● **Exercise aim**
Copy out the entire post about the Serial podcast below, word for word.

● **Provided passage**
When I first heard about the podcast program Serial it sounded intriguing. I listened to the first two
episodes of Season 1 about a high school couple in Maryland, a first generation
Pakistani kid and his girlfriend who was from a Korean family. They were both
exemplary high school kids: athletic and also good students from middle class
families. The girl was murdered after they couple
broke up and the kid was eventually arrested and finally convicted of first
degree murder. He was sentenced to life in prison and now is in a Maryland
prison. In the end I found the podcast to be compelling but also infuriating
and frustrating.
The podcast takes up the story 15 years later and
tries to get to the bottom of the case. The woman journalist has all the
earnestness you expect from a public radio host hatched from This American Life. It’s obvious from the beginning that she is hoping
beyond hope that the boy is innocent. From the beginning I was thinking that I
didn’t really give a shit one way or another, innocent or guilty.
From the beginning of the program I wondered why she
doesn’t ask the most important question of all: if he didn’t kill her then who
the fuck did? Who else had the motivation? It's the old Occam’s Razor principle
that the most likely explanation is probably the truth (Among competing
hypotheses, the one with the fewest assumptions should be selected). So why
wouldn’t the earnest talk show host ask this simple question? Or did I miss that
episode because I had stopped listening? I didn’t think the host asked any good
questions to anyone she interviewed. She seemed more inclined just to let them
talk and most of the people interviewed are too stupid to have much of anything
to say. Even 15 years later they come across as high school stoners. The tapes
from the trial paint both the prosecution and the defense as pretty dim bulbs.
As Tom Wolfe says in The Bonfire of the Vanities, heaven help anyone
caught up in the American judicial system.

● **Dataset extract**
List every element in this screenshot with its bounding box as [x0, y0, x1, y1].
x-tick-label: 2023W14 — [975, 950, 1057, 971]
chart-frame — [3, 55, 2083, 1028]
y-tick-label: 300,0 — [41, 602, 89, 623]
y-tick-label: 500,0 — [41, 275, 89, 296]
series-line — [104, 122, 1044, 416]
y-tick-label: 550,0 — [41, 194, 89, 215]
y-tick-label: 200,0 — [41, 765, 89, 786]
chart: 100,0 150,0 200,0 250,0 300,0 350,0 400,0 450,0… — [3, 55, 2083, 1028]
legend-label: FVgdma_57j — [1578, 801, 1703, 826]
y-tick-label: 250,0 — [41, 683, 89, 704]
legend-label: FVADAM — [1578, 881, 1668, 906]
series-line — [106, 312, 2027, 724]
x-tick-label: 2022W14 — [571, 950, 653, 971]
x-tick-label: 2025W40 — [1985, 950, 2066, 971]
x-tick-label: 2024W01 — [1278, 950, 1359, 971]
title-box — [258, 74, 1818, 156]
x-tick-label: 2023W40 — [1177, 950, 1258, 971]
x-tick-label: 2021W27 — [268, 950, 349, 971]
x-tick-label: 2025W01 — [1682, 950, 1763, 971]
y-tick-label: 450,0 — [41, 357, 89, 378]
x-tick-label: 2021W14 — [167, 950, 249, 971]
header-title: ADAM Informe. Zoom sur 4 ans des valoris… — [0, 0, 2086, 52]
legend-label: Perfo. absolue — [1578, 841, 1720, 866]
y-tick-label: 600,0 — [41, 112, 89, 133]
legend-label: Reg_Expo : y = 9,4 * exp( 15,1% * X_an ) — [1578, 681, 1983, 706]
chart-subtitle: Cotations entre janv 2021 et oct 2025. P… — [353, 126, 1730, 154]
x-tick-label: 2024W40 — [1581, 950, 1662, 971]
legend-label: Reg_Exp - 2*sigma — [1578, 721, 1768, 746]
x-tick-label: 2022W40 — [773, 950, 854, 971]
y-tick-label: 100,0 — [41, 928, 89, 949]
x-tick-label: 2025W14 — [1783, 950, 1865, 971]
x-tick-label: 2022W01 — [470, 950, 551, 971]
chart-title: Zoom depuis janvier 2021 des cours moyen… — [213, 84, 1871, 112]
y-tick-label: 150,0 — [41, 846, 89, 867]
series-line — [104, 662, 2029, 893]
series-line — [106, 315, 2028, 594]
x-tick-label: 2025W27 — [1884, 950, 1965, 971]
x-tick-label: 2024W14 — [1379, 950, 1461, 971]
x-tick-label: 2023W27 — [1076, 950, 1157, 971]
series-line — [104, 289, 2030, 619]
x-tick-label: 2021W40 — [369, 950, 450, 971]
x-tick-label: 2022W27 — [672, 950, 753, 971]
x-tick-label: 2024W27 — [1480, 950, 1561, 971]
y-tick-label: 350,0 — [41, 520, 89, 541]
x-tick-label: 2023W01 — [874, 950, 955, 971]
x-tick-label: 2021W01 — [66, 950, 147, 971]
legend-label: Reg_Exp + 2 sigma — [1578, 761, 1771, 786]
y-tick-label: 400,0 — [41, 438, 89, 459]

● **Task result**
When I first heard about the podcast program Serial it sounded intriguing. I listened to the first two
episodes of Season 1 about a high school couple in Maryland, a first generation
Pakistani kid and his girlfriend who was from a Korean family. They were both
exemplary high school kids: athletic and also good students from middle class
families. The girl was murdered after they couple
broke up and the kid was eventually arrested and finally convicted of first
degree murder. He was sentenced to life in prison and now is in a Maryland
prison. In the end I found the podcast to be compelling but also infuriating
and frustrating.
The podcast takes up the story 15 years later and
tries to get to the bottom of the case. The woman journalist has all the
earnestness you expect from a public radio host hatched from This American Life. It’s obvious from the beginning that she is hoping
beyond hope that the boy is innocent. From the beginning I was thinking that I
didn’t really give a shit one way or another, innocent or guilty.
From the beginning of the program I wondered why she
doesn’t ask the most important question of all: if he didn’t kill her then who
the fuck did? Who else had the motivation? It's the old Occam’s Razor principle
that the most likely explanation is probably the truth (Among competing
hypotheses, the one with the fewest assumptions should be selected). So why
wouldn’t the earnest talk show host ask this simple question? Or did I miss that
episode because I had stopped listening? I didn’t think the host asked any good
questions to anyone she interviewed. She seemed more inclined just to let them
talk and most of the people interviewed are too stupid to have much of anything
to say. Even 15 years later they come across as high school stoners. The tapes
from the trial paint both the prosecution and the defense as pretty dim bulbs.
As Tom Wolfe says in The Bonfire of the Vanities, heaven help anyone
caught up in the American judicial system.